▶ **GIVEN ENTRIES**
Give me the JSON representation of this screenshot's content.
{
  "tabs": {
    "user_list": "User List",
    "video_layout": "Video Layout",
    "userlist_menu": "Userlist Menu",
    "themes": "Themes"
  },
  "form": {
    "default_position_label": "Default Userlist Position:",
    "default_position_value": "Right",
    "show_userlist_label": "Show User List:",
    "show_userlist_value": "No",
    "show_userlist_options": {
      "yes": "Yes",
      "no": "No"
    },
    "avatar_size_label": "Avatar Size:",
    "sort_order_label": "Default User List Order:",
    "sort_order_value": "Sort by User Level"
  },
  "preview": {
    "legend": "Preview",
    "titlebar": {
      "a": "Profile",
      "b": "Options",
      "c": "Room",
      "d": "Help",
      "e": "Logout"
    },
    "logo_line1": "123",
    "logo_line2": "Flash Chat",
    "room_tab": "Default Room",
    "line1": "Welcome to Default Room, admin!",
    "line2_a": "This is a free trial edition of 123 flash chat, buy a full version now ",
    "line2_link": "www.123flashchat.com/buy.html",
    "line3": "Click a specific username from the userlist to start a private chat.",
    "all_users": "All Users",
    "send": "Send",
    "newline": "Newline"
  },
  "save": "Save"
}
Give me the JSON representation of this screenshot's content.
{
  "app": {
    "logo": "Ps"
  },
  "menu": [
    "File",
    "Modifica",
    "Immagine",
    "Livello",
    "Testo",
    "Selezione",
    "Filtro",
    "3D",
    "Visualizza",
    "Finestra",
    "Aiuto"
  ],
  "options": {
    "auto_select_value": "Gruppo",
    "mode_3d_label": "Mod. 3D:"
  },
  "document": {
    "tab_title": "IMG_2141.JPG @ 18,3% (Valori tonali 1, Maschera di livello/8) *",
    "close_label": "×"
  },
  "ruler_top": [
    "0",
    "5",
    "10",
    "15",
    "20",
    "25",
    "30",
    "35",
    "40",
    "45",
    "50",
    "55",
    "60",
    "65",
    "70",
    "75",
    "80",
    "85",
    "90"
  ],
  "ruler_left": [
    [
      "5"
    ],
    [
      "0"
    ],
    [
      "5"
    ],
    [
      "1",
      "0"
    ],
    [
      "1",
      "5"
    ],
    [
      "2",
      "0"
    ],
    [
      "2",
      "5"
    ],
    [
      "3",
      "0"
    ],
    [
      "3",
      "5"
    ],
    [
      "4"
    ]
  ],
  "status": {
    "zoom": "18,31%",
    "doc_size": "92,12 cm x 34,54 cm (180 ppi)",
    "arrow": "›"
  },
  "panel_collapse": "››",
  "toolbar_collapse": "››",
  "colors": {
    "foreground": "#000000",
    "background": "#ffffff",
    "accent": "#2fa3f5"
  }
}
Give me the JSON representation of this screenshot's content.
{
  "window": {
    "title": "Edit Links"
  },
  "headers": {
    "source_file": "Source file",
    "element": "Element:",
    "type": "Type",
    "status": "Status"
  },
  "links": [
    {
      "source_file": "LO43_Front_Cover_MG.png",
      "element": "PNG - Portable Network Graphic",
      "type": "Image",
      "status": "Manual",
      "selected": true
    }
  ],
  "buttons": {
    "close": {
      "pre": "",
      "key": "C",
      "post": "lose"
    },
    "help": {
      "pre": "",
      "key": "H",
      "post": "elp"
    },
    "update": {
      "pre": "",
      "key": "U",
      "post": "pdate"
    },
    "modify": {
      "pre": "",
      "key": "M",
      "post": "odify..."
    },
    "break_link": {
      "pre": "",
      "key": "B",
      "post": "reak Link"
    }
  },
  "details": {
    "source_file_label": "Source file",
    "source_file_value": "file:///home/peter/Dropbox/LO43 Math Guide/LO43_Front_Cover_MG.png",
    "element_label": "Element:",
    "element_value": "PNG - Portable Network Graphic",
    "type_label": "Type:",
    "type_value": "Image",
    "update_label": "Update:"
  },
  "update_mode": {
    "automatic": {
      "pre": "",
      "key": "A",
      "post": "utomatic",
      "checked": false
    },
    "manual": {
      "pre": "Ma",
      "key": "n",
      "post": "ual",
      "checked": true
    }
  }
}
...
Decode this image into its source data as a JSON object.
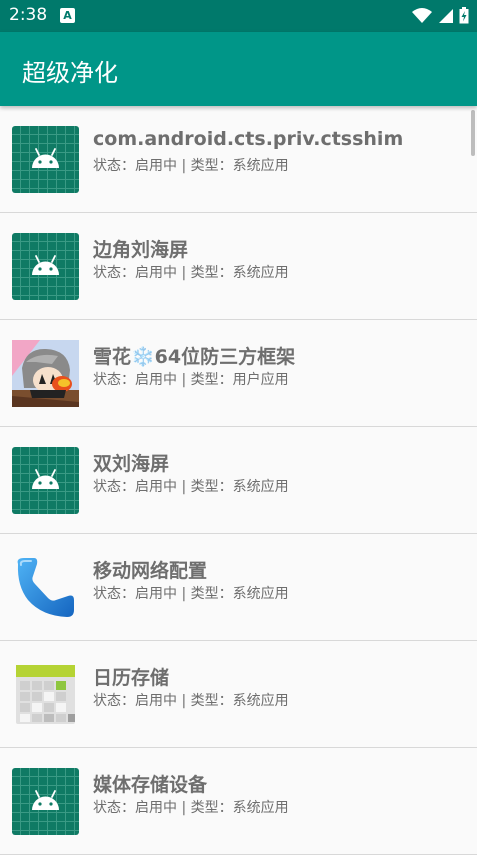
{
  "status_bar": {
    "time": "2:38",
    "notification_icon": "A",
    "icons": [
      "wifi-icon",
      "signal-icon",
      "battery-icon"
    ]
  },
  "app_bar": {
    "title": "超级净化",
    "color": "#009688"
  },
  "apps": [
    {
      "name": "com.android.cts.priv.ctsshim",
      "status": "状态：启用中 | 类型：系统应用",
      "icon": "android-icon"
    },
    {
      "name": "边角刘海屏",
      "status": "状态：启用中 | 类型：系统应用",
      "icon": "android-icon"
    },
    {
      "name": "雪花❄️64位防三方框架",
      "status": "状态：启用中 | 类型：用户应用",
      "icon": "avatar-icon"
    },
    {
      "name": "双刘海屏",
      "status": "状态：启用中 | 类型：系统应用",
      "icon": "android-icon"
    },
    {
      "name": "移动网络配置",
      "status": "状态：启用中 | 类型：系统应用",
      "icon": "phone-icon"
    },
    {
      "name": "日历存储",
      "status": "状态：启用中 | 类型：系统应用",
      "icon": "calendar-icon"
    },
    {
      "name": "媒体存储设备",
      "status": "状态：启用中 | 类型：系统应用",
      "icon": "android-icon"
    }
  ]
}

▶ **DESCRIPTION OF THE TASK**
Count how many lines of the data include the word "Graphic". Your reply should be that number alone.

▶ **TASK RESPONSE**
2